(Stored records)
________________________

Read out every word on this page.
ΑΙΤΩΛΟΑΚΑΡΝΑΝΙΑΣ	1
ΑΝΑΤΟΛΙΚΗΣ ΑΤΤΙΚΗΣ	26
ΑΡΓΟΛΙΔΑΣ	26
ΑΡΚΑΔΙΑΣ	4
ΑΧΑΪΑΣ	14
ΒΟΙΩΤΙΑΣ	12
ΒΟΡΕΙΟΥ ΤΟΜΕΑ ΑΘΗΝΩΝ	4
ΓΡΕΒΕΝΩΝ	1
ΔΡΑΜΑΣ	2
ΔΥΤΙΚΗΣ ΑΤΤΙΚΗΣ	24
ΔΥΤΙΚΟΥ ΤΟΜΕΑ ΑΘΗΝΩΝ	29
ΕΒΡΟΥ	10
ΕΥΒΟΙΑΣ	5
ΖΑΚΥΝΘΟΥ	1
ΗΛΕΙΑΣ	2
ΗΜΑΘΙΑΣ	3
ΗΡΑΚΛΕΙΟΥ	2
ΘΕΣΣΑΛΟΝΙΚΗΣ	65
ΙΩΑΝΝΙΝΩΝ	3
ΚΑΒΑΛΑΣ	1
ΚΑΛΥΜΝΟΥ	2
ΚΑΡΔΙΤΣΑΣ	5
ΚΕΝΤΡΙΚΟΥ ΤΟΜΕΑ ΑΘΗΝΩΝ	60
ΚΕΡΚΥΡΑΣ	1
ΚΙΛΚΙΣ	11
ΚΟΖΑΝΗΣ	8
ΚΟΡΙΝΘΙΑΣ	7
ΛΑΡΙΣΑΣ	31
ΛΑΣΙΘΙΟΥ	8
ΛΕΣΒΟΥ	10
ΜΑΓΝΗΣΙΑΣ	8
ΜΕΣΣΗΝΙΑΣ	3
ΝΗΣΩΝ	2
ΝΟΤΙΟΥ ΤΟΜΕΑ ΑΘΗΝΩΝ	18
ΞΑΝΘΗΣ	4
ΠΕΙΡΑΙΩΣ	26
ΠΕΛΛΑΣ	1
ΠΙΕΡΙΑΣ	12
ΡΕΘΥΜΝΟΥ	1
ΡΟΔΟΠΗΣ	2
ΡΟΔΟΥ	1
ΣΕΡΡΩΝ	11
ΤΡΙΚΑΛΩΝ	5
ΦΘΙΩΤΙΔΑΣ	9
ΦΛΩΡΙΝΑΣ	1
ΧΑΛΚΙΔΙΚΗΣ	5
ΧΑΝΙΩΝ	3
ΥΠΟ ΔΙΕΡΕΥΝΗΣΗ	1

________________________

Problem description: Hand back the material above in full, exactly as written.

Reply:
Read out every word on this page.
ΑΙΤΩΛΟΑΚΑΡΝΑΝΙΑΣ	1
ΑΝΑΤΟΛΙΚΗΣ ΑΤΤΙΚΗΣ	26
ΑΡΓΟΛΙΔΑΣ	26
ΑΡΚΑΔΙΑΣ	4
ΑΧΑΪΑΣ	14
ΒΟΙΩΤΙΑΣ	12
ΒΟΡΕΙΟΥ ΤΟΜΕΑ ΑΘΗΝΩΝ	4
ΓΡΕΒΕΝΩΝ	1
ΔΡΑΜΑΣ	2
ΔΥΤΙΚΗΣ ΑΤΤΙΚΗΣ	24
ΔΥΤΙΚΟΥ ΤΟΜΕΑ ΑΘΗΝΩΝ	29
ΕΒΡΟΥ	10
ΕΥΒΟΙΑΣ	5
ΖΑΚΥΝΘΟΥ	1
ΗΛΕΙΑΣ	2
ΗΜΑΘΙΑΣ	3
ΗΡΑΚΛΕΙΟΥ	2
ΘΕΣΣΑΛΟΝΙΚΗΣ	65
ΙΩΑΝΝΙΝΩΝ	3
ΚΑΒΑΛΑΣ	1
ΚΑΛΥΜΝΟΥ	2
ΚΑΡΔΙΤΣΑΣ	5
ΚΕΝΤΡΙΚΟΥ ΤΟΜΕΑ ΑΘΗΝΩΝ	60
ΚΕΡΚΥΡΑΣ	1
ΚΙΛΚΙΣ	11
ΚΟΖΑΝΗΣ	8
ΚΟΡΙΝΘΙΑΣ	7
ΛΑΡΙΣΑΣ	31
ΛΑΣΙΘΙΟΥ	8
ΛΕΣΒΟΥ	10
ΜΑΓΝΗΣΙΑΣ	8
ΜΕΣΣΗΝΙΑΣ	3
ΝΗΣΩΝ	2
ΝΟΤΙΟΥ ΤΟΜΕΑ ΑΘΗΝΩΝ	18
ΞΑΝΘΗΣ	4
ΠΕΙΡΑΙΩΣ	26
ΠΕΛΛΑΣ	1
ΠΙΕΡΙΑΣ	12
ΡΕΘΥΜΝΟΥ	1
ΡΟΔΟΠΗΣ	2
ΡΟΔΟΥ	1
ΣΕΡΡΩΝ	11
ΤΡΙΚΑΛΩΝ	5
ΦΘΙΩΤΙΔΑΣ	9
ΦΛΩΡΙΝΑΣ	1
ΧΑΛΚΙΔΙΚΗΣ	5
ΧΑΝΙΩΝ	3
ΥΠΟ ΔΙΕΡΕΥΝΗΣΗ	1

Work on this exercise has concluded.